== DATA SHOWN

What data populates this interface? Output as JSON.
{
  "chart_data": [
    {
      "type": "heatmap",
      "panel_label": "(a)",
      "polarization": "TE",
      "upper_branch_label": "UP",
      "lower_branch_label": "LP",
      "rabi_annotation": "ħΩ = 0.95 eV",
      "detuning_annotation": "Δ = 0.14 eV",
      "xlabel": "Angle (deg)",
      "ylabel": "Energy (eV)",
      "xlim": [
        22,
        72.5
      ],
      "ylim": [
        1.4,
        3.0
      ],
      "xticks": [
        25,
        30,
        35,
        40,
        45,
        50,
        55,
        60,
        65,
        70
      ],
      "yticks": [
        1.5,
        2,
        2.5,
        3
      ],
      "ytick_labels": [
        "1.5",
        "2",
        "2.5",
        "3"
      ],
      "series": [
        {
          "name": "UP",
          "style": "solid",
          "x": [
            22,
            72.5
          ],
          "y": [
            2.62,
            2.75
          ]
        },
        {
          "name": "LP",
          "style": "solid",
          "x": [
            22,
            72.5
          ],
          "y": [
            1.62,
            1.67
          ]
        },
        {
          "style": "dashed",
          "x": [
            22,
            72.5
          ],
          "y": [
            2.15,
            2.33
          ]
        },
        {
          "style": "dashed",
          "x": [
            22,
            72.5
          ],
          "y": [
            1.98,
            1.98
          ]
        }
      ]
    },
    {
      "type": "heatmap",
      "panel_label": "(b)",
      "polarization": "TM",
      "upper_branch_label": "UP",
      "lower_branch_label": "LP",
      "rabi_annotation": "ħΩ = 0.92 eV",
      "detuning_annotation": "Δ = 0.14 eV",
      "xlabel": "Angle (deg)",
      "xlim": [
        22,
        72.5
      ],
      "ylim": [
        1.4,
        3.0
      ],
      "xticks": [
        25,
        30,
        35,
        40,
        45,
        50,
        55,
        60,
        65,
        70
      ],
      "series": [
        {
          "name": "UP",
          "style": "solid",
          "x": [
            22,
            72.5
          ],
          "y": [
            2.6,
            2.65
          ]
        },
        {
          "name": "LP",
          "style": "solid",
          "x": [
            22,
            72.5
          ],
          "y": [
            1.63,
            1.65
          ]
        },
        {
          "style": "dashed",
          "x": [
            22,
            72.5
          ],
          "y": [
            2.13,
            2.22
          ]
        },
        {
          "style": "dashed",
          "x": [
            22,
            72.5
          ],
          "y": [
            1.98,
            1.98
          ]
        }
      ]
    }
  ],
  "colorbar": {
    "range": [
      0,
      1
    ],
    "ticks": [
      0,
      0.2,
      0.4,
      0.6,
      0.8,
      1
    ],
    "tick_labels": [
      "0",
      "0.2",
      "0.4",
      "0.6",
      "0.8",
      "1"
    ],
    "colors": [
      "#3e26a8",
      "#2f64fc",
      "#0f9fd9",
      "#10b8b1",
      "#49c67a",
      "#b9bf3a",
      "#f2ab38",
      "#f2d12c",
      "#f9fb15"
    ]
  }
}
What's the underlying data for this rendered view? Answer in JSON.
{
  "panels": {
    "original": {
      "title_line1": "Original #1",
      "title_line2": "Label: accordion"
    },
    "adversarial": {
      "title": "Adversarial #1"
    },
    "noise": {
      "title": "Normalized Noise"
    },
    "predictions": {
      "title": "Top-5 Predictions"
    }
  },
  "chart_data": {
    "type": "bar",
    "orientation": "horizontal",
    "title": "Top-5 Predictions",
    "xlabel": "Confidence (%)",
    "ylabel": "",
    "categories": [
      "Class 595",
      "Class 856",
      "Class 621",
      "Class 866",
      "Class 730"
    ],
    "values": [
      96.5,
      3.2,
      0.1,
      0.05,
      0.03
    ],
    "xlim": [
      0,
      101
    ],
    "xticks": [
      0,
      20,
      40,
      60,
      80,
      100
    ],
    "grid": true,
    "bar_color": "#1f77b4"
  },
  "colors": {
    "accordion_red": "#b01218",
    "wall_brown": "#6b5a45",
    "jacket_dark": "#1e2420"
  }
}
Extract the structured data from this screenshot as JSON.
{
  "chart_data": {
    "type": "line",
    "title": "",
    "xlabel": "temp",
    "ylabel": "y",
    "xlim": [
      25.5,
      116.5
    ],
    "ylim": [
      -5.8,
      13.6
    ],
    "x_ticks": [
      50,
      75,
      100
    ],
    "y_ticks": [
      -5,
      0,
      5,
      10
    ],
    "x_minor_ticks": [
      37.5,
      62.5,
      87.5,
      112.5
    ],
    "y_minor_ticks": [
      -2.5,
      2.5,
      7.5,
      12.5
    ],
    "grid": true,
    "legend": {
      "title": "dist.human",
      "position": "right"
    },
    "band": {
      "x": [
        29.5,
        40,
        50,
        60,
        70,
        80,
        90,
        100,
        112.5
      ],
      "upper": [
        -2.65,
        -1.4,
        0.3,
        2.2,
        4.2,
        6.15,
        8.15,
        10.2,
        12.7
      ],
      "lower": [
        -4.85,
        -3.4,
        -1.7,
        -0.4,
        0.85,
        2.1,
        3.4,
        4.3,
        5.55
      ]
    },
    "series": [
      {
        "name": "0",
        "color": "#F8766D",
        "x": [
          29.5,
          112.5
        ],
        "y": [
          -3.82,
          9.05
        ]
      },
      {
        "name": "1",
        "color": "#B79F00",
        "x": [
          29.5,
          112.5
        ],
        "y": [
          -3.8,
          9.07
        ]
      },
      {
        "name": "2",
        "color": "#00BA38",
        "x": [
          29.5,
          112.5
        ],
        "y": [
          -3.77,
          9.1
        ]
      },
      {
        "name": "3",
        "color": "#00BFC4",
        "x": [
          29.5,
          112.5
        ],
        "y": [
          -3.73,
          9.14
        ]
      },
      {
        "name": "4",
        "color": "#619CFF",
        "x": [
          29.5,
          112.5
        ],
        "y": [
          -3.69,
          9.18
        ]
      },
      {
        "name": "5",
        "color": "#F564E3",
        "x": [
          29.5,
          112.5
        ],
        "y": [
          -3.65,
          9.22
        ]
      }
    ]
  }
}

====

> WHAT YOU HAVE TO DO
Please reproduce each record precisely as written.

> FINISHED EXERCISE
What data populates this interface? Output as JSON.
{
  "chart_data": [
    {
      "type": "heatmap",
      "panel_label": "(a)",
      "polarization": "TE",
      "upper_branch_label": "UP",
      "lower_branch_label": "LP",
      "rabi_annotation": "ħΩ = 0.95 eV",
      "detuning_annotation": "Δ = 0.14 eV",
      "xlabel": "Angle (deg)",
      "ylabel": "Energy (eV)",
      "xlim": [
        22,
        72.5
      ],
      "ylim": [
        1.4,
        3.0
      ],
      "xticks": [
        25,
        30,
        35,
        40,
        45,
        50,
        55,
        60,
        65,
        70
      ],
      "yticks": [
        1.5,
        2,
        2.5,
        3
      ],
      "ytick_labels": [
        "1.5",
        "2",
        "2.5",
        "3"
      ],
      "series": [
        {
          "name": "UP",
          "style": "solid",
          "x": [
            22,
            72.5
          ],
          "y": [
            2.62,
            2.75
          ]
        },
        {
          "name": "LP",
          "style": "solid",
          "x": [
            22,
            72.5
          ],
          "y": [
            1.62,
            1.67
          ]
        },
        {
          "style": "dashed",
          "x": [
            22,
            72.5
          ],
          "y": [
            2.15,
            2.33
          ]
        },
        {
          "style": "dashed",
          "x": [
            22,
            72.5
          ],
          "y": [
            1.98,
            1.98
          ]
        }
      ]
    },
    {
      "type": "heatmap",
      "panel_label": "(b)",
      "polarization": "TM",
      "upper_branch_label": "UP",
      "lower_branch_label": "LP",
      "rabi_annotation": "ħΩ = 0.92 eV",
      "detuning_annotation": "Δ = 0.14 eV",
      "xlabel": "Angle (deg)",
      "xlim": [
        22,
        72.5
      ],
      "ylim": [
        1.4,
        3.0
      ],
      "xticks": [
        25,
        30,
        35,
        40,
        45,
        50,
        55,
        60,
        65,
        70
      ],
      "series": [
        {
          "name": "UP",
          "style": "solid",
          "x": [
            22,
            72.5
          ],
          "y": [
            2.6,
            2.65
          ]
        },
        {
          "name": "LP",
          "style": "solid",
          "x": [
            22,
            72.5
          ],
          "y": [
            1.63,
            1.65
          ]
        },
        {
          "style": "dashed",
          "x": [
            22,
            72.5
          ],
          "y": [
            2.13,
            2.22
          ]
        },
        {
          "style": "dashed",
          "x": [
            22,
            72.5
          ],
          "y": [
            1.98,
            1.98
          ]
        }
      ]
    }
  ],
  "colorbar": {
    "range": [
      0,
      1
    ],
    "ticks": [
      0,
      0.2,
      0.4,
      0.6,
      0.8,
      1
    ],
    "tick_labels": [
      "0",
      "0.2",
      "0.4",
      "0.6",
      "0.8",
      "1"
    ],
    "colors": [
      "#3e26a8",
      "#2f64fc",
      "#0f9fd9",
      "#10b8b1",
      "#49c67a",
      "#b9bf3a",
      "#f2ab38",
      "#f2d12c",
      "#f9fb15"
    ]
  }
}
What's the underlying data for this rendered view? Answer in JSON.
{
  "panels": {
    "original": {
      "title_line1": "Original #1",
      "title_line2": "Label: accordion"
    },
    "adversarial": {
      "title": "Adversarial #1"
    },
    "noise": {
      "title": "Normalized Noise"
    },
    "predictions": {
      "title": "Top-5 Predictions"
    }
  },
  "chart_data": {
    "type": "bar",
    "orientation": "horizontal",
    "title": "Top-5 Predictions",
    "xlabel": "Confidence (%)",
    "ylabel": "",
    "categories": [
      "Class 595",
      "Class 856",
      "Class 621",
      "Class 866",
      "Class 730"
    ],
    "values": [
      96.5,
      3.2,
      0.1,
      0.05,
      0.03
    ],
    "xlim": [
      0,
      101
    ],
    "xticks": [
      0,
      20,
      40,
      60,
      80,
      100
    ],
    "grid": true,
    "bar_color": "#1f77b4"
  },
  "colors": {
    "accordion_red": "#b01218",
    "wall_brown": "#6b5a45",
    "jacket_dark": "#1e2420"
  }
}
Extract the structured data from this screenshot as JSON.
{
  "chart_data": {
    "type": "line",
    "title": "",
    "xlabel": "temp",
    "ylabel": "y",
    "xlim": [
      25.5,
      116.5
    ],
    "ylim": [
      -5.8,
      13.6
    ],
    "x_ticks": [
      50,
      75,
      100
    ],
    "y_ticks": [
      -5,
      0,
      5,
      10
    ],
    "x_minor_ticks": [
      37.5,
      62.5,
      87.5,
      112.5
    ],
    "y_minor_ticks": [
      -2.5,
      2.5,
      7.5,
      12.5
    ],
    "grid": true,
    "legend": {
      "title": "dist.human",
      "position": "right"
    },
    "band": {
      "x": [
        29.5,
        40,
        50,
        60,
        70,
        80,
        90,
        100,
        112.5
      ],
      "upper": [
        -2.65,
        -1.4,
        0.3,
        2.2,
        4.2,
        6.15,
        8.15,
        10.2,
        12.7
      ],
      "lower": [
        -4.85,
        -3.4,
        -1.7,
        -0.4,
        0.85,
        2.1,
        3.4,
        4.3,
        5.55
      ]
    },
    "series": [
      {
        "name": "0",
        "color": "#F8766D",
        "x": [
          29.5,
          112.5
        ],
        "y": [
          -3.82,
          9.05
        ]
      },
      {
        "name": "1",
        "color": "#B79F00",
        "x": [
          29.5,
          112.5
        ],
        "y": [
          -3.8,
          9.07
        ]
      },
      {
        "name": "2",
        "color": "#00BA38",
        "x": [
          29.5,
          112.5
        ],
        "y": [
          -3.77,
          9.1
        ]
      },
      {
        "name": "3",
        "color": "#00BFC4",
        "x": [
          29.5,
          112.5
        ],
        "y": [
          -3.73,
          9.14
        ]
      },
      {
        "name": "4",
        "color": "#619CFF",
        "x": [
          29.5,
          112.5
        ],
        "y": [
          -3.69,
          9.18
        ]
      },
      {
        "name": "5",
        "color": "#F564E3",
        "x": [
          29.5,
          112.5
        ],
        "y": [
          -3.65,
          9.22
        ]
      }
    ]
  }
}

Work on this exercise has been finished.